-------- INFORMATION GIVEN
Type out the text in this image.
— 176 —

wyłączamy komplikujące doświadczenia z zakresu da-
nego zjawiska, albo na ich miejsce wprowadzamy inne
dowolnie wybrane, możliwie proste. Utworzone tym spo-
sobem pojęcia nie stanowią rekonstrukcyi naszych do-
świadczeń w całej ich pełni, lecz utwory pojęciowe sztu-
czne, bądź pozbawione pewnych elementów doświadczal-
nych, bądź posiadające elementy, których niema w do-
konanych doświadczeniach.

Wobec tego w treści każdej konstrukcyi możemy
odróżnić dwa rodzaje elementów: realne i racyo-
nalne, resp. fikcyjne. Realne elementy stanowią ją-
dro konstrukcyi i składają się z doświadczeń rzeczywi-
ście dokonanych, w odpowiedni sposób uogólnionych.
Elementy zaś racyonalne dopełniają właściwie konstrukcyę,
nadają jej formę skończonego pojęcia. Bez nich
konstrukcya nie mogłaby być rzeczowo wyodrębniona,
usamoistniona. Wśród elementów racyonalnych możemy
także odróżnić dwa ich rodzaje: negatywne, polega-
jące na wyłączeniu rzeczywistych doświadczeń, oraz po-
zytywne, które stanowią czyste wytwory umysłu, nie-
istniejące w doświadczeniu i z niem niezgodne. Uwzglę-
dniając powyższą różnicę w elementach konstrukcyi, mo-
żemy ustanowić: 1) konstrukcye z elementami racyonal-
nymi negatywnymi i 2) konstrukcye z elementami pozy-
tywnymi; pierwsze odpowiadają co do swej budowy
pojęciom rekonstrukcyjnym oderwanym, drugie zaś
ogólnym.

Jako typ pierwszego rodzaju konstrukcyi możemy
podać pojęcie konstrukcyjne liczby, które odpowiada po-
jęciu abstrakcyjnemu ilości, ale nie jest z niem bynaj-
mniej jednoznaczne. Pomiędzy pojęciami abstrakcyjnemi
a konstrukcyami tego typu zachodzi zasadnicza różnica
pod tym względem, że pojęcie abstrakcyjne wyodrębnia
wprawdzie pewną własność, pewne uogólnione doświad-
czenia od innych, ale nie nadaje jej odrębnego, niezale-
----------------
* [THE EXERCISE] Extract every record. Keep wording exact.

* [OUTPUT FOR THIS TASK]
Type out the text in this image.
— 176 —

wyłączamy komplikujące doświadczenia z zakresu da-
nego zjawiska, albo na ich miejsce wprowadzamy inne
dowolnie wybrane, możliwie proste. Utworzone tym spo-
sobem pojęcia nie stanowią rekonstrukcyi naszych do-
świadczeń w całej ich pełni, lecz utwory pojęciowe sztu-
czne, bądź pozbawione pewnych elementów doświadczal-
nych, bądź posiadające elementy, których niema w do-
konanych doświadczeniach.

Wobec tego w treści każdej konstrukcyi możemy
odróżnić dwa rodzaje elementów: realne i racyo-
nalne, resp. fikcyjne. Realne elementy stanowią ją-
dro konstrukcyi i składają się z doświadczeń rzeczywi-
ście dokonanych, w odpowiedni sposób uogólnionych.
Elementy zaś racyonalne dopełniają właściwie konstrukcyę,
nadają jej formę skończonego pojęcia. Bez nich
konstrukcya nie mogłaby być rzeczowo wyodrębniona,
usamoistniona. Wśród elementów racyonalnych możemy
także odróżnić dwa ich rodzaje: negatywne, polega-
jące na wyłączeniu rzeczywistych doświadczeń, oraz po-
zytywne, które stanowią czyste wytwory umysłu, nie-
istniejące w doświadczeniu i z niem niezgodne. Uwzglę-
dniając powyższą różnicę w elementach konstrukcyi, mo-
żemy ustanowić: 1) konstrukcye z elementami racyonal-
nymi negatywnymi i 2) konstrukcye z elementami pozy-
tywnymi; pierwsze odpowiadają co do swej budowy
pojęciom rekonstrukcyjnym oderwanym, drugie zaś
ogólnym.

Jako typ pierwszego rodzaju konstrukcyi możemy
podać pojęcie konstrukcyjne liczby, które odpowiada po-
jęciu abstrakcyjnemu ilości, ale nie jest z niem bynaj-
mniej jednoznaczne. Pomiędzy pojęciami abstrakcyjnemi
a konstrukcyami tego typu zachodzi zasadnicza różnica
pod tym względem, że pojęcie abstrakcyjne wyodrębnia
wprawdzie pewną własność, pewne uogólnione doświad-
czenia od innych, ale nie nadaje jej odrębnego, niezale-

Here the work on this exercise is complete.